WRITTEN TASK: Write out all records as given; omit images.

## START

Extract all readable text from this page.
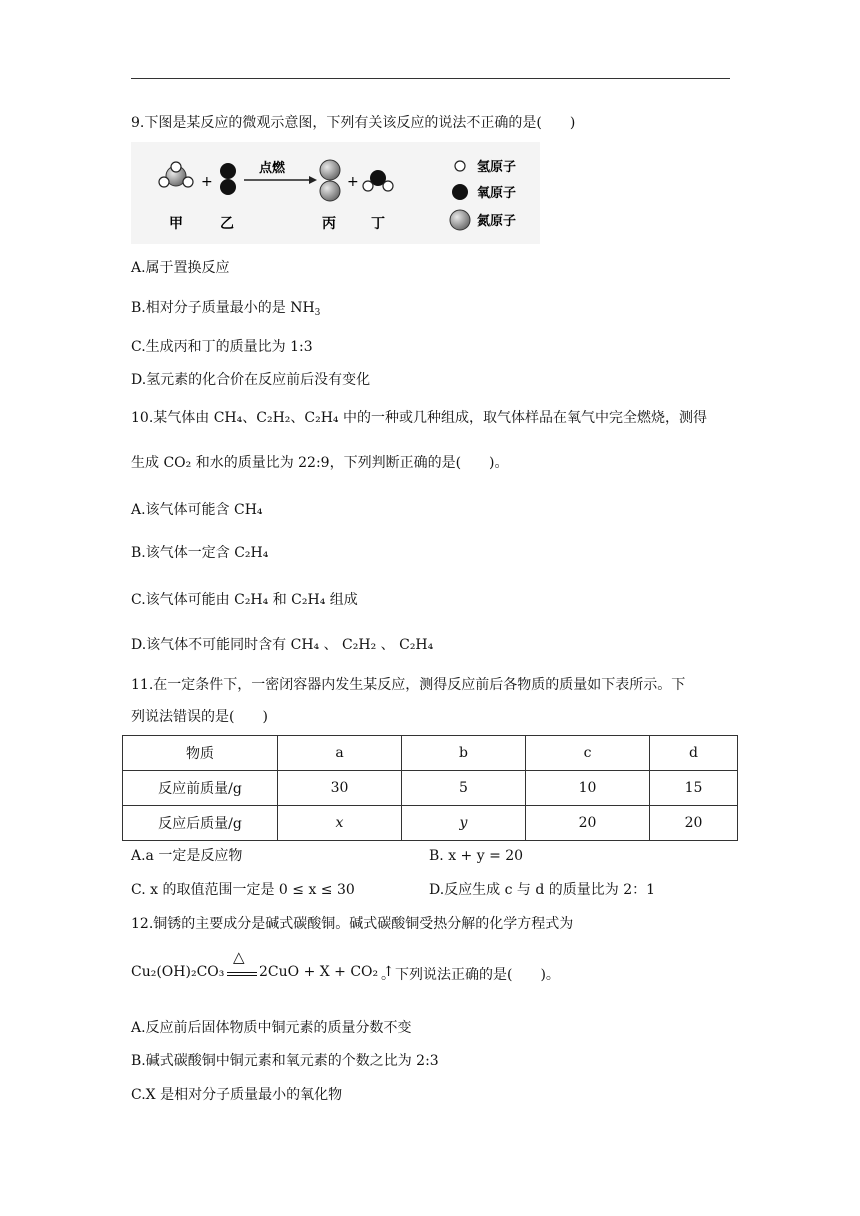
9.下图是某反应的微观示意图，下列有关该反应的说法不正确的是(　　)
+
点燃
+
甲	乙	丙	丁
氢原子
氧原子
氮原子
A.属于置换反应
B.相对分子质量最小的是 $NH_3$
C.生成丙和丁的质量比为 1:3
D.氢元素的化合价在反应前后没有变化
10.某气体由 CH₄、C₂H₂、C₂H₄ 中的一种或几种组成，取气体样品在氧气中完全燃烧，测得
生成 CO₂ 和水的质量比为 22:9，下列判断正确的是(　　)。
A.该气体可能含 CH₄
B.该气体一定含 C₂H₄
C.该气体可能由 C₂H₄ 和 C₂H₄ 组成
D.该气体不可能同时含有 CH₄ 、 C₂H₂ 、 C₂H₄
11.在一定条件下，一密闭容器内发生某反应，测得反应前后各物质的质量如下表所示。下
列说法错误的是(　　)
物质	a	b	c	d
反应前质量/g	30	5	10	15
反应后质量/g	x	y	20	20
A.a 一定是反应物	B. x + y = 20
C. x 的取值范围一定是 0 ≤ x ≤ 30	D.反应生成 c 与 d 的质量比为 2：1
12.铜锈的主要成分是碱式碳酸铜。碱式碳酸铜受热分解的化学方程式为
Cu₂(OH)₂CO₃
△
2CuO + X + CO₂ ↑
。下列说法正确的是(　　)。
A.反应前后固体物质中铜元素的质量分数不变
B.碱式碳酸铜中铜元素和氧元素的个数之比为 2:3
C.X 是相对分子质量最小的氧化物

## END

FINAL RESULT:
Extract all readable text from this page.
9.下图是某反应的微观示意图，下列有关该反应的说法不正确的是(　　)
+
点燃
+
甲	乙	丙	丁
氢原子
氧原子
氮原子
A.属于置换反应
B.相对分子质量最小的是 $NH_3$
C.生成丙和丁的质量比为 1:3
D.氢元素的化合价在反应前后没有变化
10.某气体由 CH₄、C₂H₂、C₂H₄ 中的一种或几种组成，取气体样品在氧气中完全燃烧，测得
生成 CO₂ 和水的质量比为 22:9，下列判断正确的是(　　)。
A.该气体可能含 CH₄
B.该气体一定含 C₂H₄
C.该气体可能由 C₂H₄ 和 C₂H₄ 组成
D.该气体不可能同时含有 CH₄ 、 C₂H₂ 、 C₂H₄
11.在一定条件下，一密闭容器内发生某反应，测得反应前后各物质的质量如下表所示。下
列说法错误的是(　　)
物质	a	b	c	d
反应前质量/g	30	5	10	15
反应后质量/g	x	y	20	20
A.a 一定是反应物	B. x + y = 20
C. x 的取值范围一定是 0 ≤ x ≤ 30	D.反应生成 c 与 d 的质量比为 2：1
12.铜锈的主要成分是碱式碳酸铜。碱式碳酸铜受热分解的化学方程式为
Cu₂(OH)₂CO₃
△
2CuO + X + CO₂ ↑
。下列说法正确的是(　　)。
A.反应前后固体物质中铜元素的质量分数不变
B.碱式碳酸铜中铜元素和氧元素的个数之比为 2:3
C.X 是相对分子质量最小的氧化物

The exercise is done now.